* **WHAT YOU WILL DO**
Repeat each entry in full, exactly.
>> Begin
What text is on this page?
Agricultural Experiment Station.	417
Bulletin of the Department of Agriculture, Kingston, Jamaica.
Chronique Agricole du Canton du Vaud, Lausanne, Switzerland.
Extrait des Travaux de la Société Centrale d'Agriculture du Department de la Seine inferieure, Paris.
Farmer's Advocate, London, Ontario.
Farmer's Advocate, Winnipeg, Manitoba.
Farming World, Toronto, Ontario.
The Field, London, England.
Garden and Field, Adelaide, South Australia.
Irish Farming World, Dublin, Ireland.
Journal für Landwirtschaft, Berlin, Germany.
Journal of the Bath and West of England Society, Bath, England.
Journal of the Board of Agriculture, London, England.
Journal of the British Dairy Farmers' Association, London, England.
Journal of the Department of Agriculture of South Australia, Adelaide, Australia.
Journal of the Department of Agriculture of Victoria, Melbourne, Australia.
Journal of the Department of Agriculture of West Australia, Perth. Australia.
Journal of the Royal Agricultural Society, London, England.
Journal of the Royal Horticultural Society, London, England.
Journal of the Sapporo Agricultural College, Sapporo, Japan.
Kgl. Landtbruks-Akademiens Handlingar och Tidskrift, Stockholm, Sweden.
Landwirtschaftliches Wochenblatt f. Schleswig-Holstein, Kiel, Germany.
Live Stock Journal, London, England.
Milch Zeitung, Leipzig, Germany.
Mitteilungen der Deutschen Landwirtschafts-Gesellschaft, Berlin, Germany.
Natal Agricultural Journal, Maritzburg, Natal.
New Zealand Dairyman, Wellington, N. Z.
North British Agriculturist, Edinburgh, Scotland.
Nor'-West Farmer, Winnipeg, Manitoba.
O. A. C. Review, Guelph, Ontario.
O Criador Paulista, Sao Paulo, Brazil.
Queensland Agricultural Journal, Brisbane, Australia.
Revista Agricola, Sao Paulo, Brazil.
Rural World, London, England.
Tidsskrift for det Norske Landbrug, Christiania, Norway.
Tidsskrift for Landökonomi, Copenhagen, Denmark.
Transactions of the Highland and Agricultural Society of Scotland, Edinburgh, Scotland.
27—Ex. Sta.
>> End
* **EXPECTED OUTPUT**
What text is on this page?
Agricultural Experiment Station.	417
Bulletin of the Department of Agriculture, Kingston, Jamaica.
Chronique Agricole du Canton du Vaud, Lausanne, Switzerland.
Extrait des Travaux de la Société Centrale d'Agriculture du Department de la Seine inferieure, Paris.
Farmer's Advocate, London, Ontario.
Farmer's Advocate, Winnipeg, Manitoba.
Farming World, Toronto, Ontario.
The Field, London, England.
Garden and Field, Adelaide, South Australia.
Irish Farming World, Dublin, Ireland.
Journal für Landwirtschaft, Berlin, Germany.
Journal of the Bath and West of England Society, Bath, England.
Journal of the Board of Agriculture, London, England.
Journal of the British Dairy Farmers' Association, London, England.
Journal of the Department of Agriculture of South Australia, Adelaide, Australia.
Journal of the Department of Agriculture of Victoria, Melbourne, Australia.
Journal of the Department of Agriculture of West Australia, Perth. Australia.
Journal of the Royal Agricultural Society, London, England.
Journal of the Royal Horticultural Society, London, England.
Journal of the Sapporo Agricultural College, Sapporo, Japan.
Kgl. Landtbruks-Akademiens Handlingar och Tidskrift, Stockholm, Sweden.
Landwirtschaftliches Wochenblatt f. Schleswig-Holstein, Kiel, Germany.
Live Stock Journal, London, England.
Milch Zeitung, Leipzig, Germany.
Mitteilungen der Deutschen Landwirtschafts-Gesellschaft, Berlin, Germany.
Natal Agricultural Journal, Maritzburg, Natal.
New Zealand Dairyman, Wellington, N. Z.
North British Agriculturist, Edinburgh, Scotland.
Nor'-West Farmer, Winnipeg, Manitoba.
O. A. C. Review, Guelph, Ontario.
O Criador Paulista, Sao Paulo, Brazil.
Queensland Agricultural Journal, Brisbane, Australia.
Revista Agricola, Sao Paulo, Brazil.
Rural World, London, England.
Tidsskrift for det Norske Landbrug, Christiania, Norway.
Tidsskrift for Landökonomi, Copenhagen, Denmark.
Transactions of the Highland and Agricultural Society of Scotland, Edinburgh, Scotland.
27—Ex. Sta.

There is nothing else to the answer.